Set problem:
Leave out the pictures and return every entry exactly as it appears.

Items:
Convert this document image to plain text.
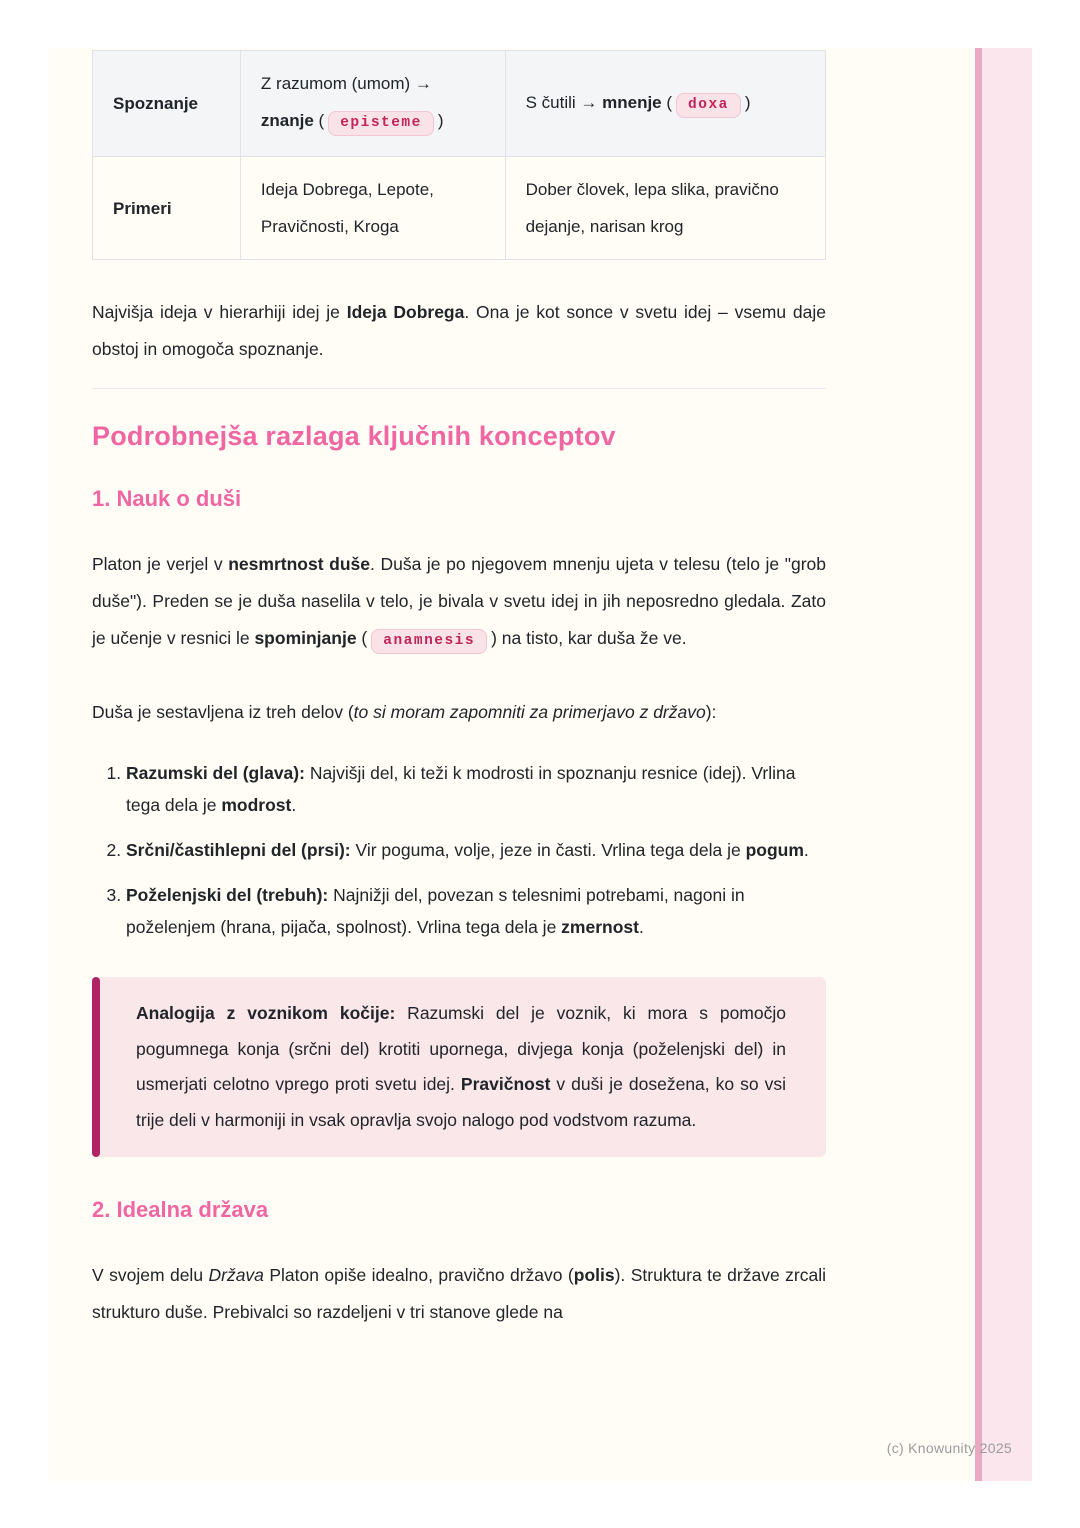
Spoznanje	Z razumom (umom) → znanje ( episteme )	S čutili → mnenje ( doxa )
Primeri	Ideja Dobrega, Lepote, Pravičnosti, Kroga	Dober človek, lepa slika, pravično dejanje, narisan krog

Najvišja ideja v hierarhiji idej je Ideja Dobrega. Ona je kot sonce v svetu idej – vsemu daje obstoj in omogoča spoznanje.

Podrobnejša razlaga ključnih konceptov
1. Nauk o duši

Platon je verjel v nesmrtnost duše. Duša je po njegovem mnenju ujeta v telesu (telo je "grob duše"). Preden se je duša naselila v telo, je bivala v svetu idej in jih neposredno gledala. Zato je učenje v resnici le spominjanje ( anamnesis ) na tisto, kar duša že ve.

Duša je sestavljena iz treh delov (to si moram zapomniti za primerjavo z državo):

1. Razumski del (glava): Najvišji del, ki teži k modrosti in spoznanju resnice (idej). Vrlina tega dela je modrost.
2. Srčni/častihlepni del (prsi): Vir poguma, volje, jeze in časti. Vrlina tega dela je pogum.
3. Poželenjski del (trebuh): Najnižji del, povezan s telesnimi potrebami, nagoni in poželenjem (hrana, pijača, spolnost). Vrlina tega dela je zmernost.

Analogija z voznikom kočije: Razumski del je voznik, ki mora s pomočjo pogumnega konja (srčni del) krotiti upornega, divjega konja (poželenjski del) in usmerjati celotno vprego proti svetu idej. Pravičnost v duši je dosežena, ko so vsi trije deli v harmoniji in vsak opravlja svojo nalogo pod vodstvom razuma.

2. Idealna država

V svojem delu Država Platon opiše idealno, pravično državo (polis). Struktura te države zrcali strukturo duše. Prebivalci so razdeljeni v tri stanove glede na

(c) Knowunity 2025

Problem solution:
Convert this document image to plain text.
Spoznanje	Z razumom (umom) → znanje ( episteme )	S čutili → mnenje ( doxa )
Primeri	Ideja Dobrega, Lepote, Pravičnosti, Kroga	Dober človek, lepa slika, pravično dejanje, narisan krog

Najvišja ideja v hierarhiji idej je Ideja Dobrega. Ona je kot sonce v svetu idej – vsemu daje obstoj in omogoča spoznanje.

Podrobnejša razlaga ključnih konceptov
1. Nauk o duši

Platon je verjel v nesmrtnost duše. Duša je po njegovem mnenju ujeta v telesu (telo je "grob duše"). Preden se je duša naselila v telo, je bivala v svetu idej in jih neposredno gledala. Zato je učenje v resnici le spominjanje ( anamnesis ) na tisto, kar duša že ve.

Duša je sestavljena iz treh delov (to si moram zapomniti za primerjavo z državo):

1. Razumski del (glava): Najvišji del, ki teži k modrosti in spoznanju resnice (idej). Vrlina tega dela je modrost.
2. Srčni/častihlepni del (prsi): Vir poguma, volje, jeze in časti. Vrlina tega dela je pogum.
3. Poželenjski del (trebuh): Najnižji del, povezan s telesnimi potrebami, nagoni in poželenjem (hrana, pijača, spolnost). Vrlina tega dela je zmernost.

Analogija z voznikom kočije: Razumski del je voznik, ki mora s pomočjo pogumnega konja (srčni del) krotiti upornega, divjega konja (poželenjski del) in usmerjati celotno vprego proti svetu idej. Pravičnost v duši je dosežena, ko so vsi trije deli v harmoniji in vsak opravlja svojo nalogo pod vodstvom razuma.

2. Idealna država

V svojem delu Država Platon opiše idealno, pravično državo (polis). Struktura te države zrcali strukturo duše. Prebivalci so razdeljeni v tri stanove glede na

(c) Knowunity 2025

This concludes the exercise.